■ **Goal**
Across the entries below, how many lines contain the word "Composition"? Give the number alone.
══════════
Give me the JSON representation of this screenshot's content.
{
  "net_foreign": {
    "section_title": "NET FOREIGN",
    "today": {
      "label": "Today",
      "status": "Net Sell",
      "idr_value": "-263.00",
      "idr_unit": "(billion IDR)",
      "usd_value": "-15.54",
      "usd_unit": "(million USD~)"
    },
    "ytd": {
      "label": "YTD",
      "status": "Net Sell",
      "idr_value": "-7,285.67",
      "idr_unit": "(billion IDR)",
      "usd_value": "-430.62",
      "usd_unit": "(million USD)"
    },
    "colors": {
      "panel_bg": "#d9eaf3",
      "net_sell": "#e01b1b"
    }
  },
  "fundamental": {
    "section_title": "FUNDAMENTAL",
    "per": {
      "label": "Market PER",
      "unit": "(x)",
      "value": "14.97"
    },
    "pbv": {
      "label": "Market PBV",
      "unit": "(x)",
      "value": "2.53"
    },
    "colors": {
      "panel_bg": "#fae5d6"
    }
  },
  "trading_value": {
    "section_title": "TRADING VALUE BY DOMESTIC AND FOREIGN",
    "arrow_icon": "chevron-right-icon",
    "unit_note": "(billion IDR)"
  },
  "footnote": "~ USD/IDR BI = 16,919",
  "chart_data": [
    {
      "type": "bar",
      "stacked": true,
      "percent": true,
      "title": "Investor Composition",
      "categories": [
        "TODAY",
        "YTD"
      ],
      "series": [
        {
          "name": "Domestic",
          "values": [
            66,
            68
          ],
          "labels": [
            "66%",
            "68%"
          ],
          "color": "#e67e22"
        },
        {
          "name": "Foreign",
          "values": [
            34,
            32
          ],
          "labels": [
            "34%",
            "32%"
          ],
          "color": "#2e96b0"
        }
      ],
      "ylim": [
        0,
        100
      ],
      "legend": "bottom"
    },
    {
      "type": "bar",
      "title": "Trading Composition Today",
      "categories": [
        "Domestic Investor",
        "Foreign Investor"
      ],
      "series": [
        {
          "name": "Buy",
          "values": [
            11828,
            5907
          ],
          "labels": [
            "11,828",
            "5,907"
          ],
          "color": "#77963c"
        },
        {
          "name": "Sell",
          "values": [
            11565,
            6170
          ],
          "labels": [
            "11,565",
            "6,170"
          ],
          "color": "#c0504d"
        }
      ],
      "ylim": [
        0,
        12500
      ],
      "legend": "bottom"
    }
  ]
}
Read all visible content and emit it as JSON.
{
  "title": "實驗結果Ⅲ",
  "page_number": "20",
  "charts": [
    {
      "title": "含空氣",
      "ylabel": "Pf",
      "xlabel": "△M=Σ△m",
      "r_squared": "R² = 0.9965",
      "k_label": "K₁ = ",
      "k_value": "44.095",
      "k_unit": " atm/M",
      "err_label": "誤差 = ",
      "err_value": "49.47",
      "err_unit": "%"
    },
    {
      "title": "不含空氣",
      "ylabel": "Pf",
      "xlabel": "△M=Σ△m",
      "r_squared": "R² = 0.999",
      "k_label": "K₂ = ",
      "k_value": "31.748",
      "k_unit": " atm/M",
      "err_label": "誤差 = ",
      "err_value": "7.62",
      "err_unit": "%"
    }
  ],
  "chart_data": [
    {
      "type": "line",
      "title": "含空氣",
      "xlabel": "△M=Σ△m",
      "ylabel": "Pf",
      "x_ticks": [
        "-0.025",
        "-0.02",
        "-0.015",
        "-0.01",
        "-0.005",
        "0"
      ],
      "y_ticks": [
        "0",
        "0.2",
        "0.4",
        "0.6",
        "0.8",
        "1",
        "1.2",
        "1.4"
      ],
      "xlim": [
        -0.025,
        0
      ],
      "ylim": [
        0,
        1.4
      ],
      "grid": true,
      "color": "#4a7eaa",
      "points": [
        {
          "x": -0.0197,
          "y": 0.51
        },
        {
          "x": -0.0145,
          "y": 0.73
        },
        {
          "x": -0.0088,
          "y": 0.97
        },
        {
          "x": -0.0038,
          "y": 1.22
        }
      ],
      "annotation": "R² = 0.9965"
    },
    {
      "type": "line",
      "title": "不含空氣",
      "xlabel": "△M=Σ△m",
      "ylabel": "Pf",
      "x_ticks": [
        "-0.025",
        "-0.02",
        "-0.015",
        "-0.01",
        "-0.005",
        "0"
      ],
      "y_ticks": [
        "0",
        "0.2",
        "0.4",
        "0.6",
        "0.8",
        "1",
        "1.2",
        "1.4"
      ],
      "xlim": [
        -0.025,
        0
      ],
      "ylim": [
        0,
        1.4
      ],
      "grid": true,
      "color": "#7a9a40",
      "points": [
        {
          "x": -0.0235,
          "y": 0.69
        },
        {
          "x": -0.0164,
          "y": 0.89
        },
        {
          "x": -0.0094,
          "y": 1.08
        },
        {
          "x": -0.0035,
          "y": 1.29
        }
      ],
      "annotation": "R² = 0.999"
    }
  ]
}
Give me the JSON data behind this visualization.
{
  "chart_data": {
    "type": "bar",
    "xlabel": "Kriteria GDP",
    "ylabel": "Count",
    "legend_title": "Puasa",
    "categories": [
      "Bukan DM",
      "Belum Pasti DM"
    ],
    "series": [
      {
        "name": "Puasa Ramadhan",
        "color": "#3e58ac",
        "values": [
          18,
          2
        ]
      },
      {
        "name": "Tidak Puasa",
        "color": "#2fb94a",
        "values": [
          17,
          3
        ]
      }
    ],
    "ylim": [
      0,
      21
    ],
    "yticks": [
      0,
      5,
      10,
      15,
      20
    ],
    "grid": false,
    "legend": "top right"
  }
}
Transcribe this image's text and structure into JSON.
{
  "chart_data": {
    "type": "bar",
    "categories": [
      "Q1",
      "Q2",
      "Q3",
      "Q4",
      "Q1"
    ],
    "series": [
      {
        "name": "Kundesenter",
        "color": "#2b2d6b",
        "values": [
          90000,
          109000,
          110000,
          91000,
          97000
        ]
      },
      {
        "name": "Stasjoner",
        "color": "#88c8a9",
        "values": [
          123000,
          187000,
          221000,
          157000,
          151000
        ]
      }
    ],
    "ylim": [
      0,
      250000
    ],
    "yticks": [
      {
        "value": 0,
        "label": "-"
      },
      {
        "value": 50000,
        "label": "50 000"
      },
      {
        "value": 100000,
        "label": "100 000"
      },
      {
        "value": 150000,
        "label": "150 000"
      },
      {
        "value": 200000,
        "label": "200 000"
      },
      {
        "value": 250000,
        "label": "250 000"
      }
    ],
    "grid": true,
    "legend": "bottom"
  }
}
══════════
■ **Task answer**
2